Exercise: Look below for the line containing "Extract the structured". Output it and each remaining line of the entries exactly, and nothing else.

Dataset excerpts
______________________________
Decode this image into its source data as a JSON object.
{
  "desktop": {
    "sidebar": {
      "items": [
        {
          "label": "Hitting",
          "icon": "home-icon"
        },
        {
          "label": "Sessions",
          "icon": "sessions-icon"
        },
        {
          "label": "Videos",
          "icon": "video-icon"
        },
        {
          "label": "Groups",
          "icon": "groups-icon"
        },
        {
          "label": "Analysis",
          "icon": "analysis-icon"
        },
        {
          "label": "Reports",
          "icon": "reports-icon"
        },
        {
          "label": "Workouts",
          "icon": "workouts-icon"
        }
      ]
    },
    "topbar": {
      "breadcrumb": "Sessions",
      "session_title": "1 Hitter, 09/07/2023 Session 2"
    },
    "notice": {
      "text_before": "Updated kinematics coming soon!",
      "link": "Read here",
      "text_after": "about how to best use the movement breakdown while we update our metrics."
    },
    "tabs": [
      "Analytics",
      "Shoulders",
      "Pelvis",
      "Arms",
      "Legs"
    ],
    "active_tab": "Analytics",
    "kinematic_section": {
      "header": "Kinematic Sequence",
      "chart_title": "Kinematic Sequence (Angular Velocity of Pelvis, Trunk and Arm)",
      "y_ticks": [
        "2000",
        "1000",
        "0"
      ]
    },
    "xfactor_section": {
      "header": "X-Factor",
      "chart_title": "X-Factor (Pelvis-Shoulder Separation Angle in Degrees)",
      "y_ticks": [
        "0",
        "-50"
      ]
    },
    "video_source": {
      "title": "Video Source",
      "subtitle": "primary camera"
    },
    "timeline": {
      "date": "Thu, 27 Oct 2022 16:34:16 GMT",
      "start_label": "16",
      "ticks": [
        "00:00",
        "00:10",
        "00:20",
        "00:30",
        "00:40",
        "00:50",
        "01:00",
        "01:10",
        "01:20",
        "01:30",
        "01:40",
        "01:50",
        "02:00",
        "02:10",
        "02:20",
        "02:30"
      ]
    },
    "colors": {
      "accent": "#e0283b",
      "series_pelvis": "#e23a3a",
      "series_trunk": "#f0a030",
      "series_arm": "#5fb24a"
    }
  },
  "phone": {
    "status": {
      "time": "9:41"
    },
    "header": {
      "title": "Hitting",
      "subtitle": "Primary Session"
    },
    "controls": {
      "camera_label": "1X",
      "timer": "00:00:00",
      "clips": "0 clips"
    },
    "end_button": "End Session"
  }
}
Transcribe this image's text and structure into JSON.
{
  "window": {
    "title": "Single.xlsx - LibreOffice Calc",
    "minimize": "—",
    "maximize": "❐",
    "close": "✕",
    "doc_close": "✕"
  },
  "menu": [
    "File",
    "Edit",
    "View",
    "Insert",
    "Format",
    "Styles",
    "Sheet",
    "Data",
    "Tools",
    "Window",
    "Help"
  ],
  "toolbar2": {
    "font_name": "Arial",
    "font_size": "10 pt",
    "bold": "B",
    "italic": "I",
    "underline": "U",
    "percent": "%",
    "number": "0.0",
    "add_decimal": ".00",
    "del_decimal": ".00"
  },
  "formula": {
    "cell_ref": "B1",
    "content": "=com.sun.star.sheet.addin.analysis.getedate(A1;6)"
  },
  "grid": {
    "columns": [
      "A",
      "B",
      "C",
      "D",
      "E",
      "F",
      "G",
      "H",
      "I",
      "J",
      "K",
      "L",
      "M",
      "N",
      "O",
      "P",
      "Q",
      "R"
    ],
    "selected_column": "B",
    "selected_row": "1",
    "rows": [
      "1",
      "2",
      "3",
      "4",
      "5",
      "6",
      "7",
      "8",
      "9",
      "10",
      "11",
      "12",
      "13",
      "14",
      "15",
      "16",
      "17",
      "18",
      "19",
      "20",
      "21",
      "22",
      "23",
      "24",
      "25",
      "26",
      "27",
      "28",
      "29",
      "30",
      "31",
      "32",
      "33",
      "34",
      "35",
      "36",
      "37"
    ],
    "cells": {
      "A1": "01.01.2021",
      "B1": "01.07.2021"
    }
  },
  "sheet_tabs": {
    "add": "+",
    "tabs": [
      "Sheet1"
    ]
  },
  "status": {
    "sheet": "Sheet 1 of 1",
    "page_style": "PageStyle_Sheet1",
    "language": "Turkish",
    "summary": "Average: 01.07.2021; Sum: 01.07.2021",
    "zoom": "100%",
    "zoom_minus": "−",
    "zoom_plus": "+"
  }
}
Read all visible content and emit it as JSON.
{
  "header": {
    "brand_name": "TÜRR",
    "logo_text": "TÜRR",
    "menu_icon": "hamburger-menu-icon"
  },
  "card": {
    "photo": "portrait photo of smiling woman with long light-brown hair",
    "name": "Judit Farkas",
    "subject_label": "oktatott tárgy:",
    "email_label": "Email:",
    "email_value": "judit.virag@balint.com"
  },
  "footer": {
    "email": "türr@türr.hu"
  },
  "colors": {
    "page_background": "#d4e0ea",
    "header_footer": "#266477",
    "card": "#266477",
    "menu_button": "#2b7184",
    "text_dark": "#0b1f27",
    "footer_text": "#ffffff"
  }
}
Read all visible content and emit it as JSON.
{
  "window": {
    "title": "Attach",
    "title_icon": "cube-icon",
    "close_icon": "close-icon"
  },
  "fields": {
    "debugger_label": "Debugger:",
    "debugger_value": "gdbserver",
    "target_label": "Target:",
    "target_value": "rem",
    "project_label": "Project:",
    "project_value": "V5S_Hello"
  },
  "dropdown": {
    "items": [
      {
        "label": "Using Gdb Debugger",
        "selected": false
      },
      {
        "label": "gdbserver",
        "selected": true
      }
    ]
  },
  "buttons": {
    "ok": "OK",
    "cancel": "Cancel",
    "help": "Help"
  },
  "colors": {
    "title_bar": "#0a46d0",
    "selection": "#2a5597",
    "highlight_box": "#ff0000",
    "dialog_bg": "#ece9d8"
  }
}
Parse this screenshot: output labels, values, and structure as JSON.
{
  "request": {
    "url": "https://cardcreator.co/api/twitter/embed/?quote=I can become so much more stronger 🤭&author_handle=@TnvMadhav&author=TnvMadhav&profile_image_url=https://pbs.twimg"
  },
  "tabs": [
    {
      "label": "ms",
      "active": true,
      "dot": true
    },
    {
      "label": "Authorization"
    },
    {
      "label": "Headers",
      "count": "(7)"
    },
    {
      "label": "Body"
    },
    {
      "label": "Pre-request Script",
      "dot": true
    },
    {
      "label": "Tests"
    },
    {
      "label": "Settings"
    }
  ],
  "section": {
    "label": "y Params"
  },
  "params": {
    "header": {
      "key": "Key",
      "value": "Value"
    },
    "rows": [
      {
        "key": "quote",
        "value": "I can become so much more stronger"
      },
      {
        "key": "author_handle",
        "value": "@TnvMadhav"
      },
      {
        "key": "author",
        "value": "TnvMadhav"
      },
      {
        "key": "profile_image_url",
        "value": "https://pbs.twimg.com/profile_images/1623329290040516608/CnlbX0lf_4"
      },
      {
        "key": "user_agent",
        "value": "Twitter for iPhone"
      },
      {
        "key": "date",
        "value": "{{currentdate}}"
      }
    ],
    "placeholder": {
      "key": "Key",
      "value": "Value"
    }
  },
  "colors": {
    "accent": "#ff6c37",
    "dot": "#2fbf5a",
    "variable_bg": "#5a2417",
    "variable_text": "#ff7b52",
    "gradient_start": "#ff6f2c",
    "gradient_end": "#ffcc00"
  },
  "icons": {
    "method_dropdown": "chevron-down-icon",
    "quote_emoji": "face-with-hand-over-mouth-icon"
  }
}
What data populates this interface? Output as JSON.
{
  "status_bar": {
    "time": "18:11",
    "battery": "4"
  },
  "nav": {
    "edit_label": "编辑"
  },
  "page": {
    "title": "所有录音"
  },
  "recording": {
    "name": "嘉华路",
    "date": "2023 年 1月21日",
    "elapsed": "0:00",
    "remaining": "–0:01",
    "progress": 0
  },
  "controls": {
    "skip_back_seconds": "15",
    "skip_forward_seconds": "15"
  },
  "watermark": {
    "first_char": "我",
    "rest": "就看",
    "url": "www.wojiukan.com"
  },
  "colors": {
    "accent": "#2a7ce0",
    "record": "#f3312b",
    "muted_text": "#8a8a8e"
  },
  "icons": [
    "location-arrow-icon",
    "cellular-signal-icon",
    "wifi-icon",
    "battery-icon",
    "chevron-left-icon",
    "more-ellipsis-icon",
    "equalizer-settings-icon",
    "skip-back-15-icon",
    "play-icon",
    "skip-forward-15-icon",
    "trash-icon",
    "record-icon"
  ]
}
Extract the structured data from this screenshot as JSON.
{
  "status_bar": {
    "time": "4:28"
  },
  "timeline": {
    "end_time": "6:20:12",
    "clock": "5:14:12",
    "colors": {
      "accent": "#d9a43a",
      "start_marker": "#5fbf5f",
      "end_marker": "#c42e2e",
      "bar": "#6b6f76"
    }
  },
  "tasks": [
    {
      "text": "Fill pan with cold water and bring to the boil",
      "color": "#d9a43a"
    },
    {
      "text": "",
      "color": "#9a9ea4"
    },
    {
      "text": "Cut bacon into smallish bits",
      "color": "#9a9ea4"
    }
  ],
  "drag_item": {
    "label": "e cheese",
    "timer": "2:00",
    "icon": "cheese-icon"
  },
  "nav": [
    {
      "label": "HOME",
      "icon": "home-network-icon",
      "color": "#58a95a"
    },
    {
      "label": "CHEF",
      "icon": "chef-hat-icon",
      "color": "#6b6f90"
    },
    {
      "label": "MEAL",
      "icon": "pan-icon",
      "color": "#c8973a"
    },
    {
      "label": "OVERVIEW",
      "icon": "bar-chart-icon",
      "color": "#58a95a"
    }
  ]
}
______________________________
Full answer:
Extract the structured data from this screenshot as JSON.
{
  "status_bar": {
    "time": "4:28"
  },
  "timeline": {
    "end_time": "6:20:12",
    "clock": "5:14:12",
    "colors": {
      "accent": "#d9a43a",
      "start_marker": "#5fbf5f",
      "end_marker": "#c42e2e",
      "bar": "#6b6f76"
    }
  },
  "tasks": [
    {
      "text": "Fill pan with cold water and bring to the boil",
      "color": "#d9a43a"
    },
    {
      "text": "",
      "color": "#9a9ea4"
    },
    {
      "text": "Cut bacon into smallish bits",
      "color": "#9a9ea4"
    }
  ],
  "drag_item": {
    "label": "e cheese",
    "timer": "2:00",
    "icon": "cheese-icon"
  },
  "nav": [
    {
      "label": "HOME",
      "icon": "home-network-icon",
      "color": "#58a95a"
    },
    {
      "label": "CHEF",
      "icon": "chef-hat-icon",
      "color": "#6b6f90"
    },
    {
      "label": "MEAL",
      "icon": "pan-icon",
      "color": "#c8973a"
    },
    {
      "label": "OVERVIEW",
      "icon": "bar-chart-icon",
      "color": "#58a95a"
    }
  ]
}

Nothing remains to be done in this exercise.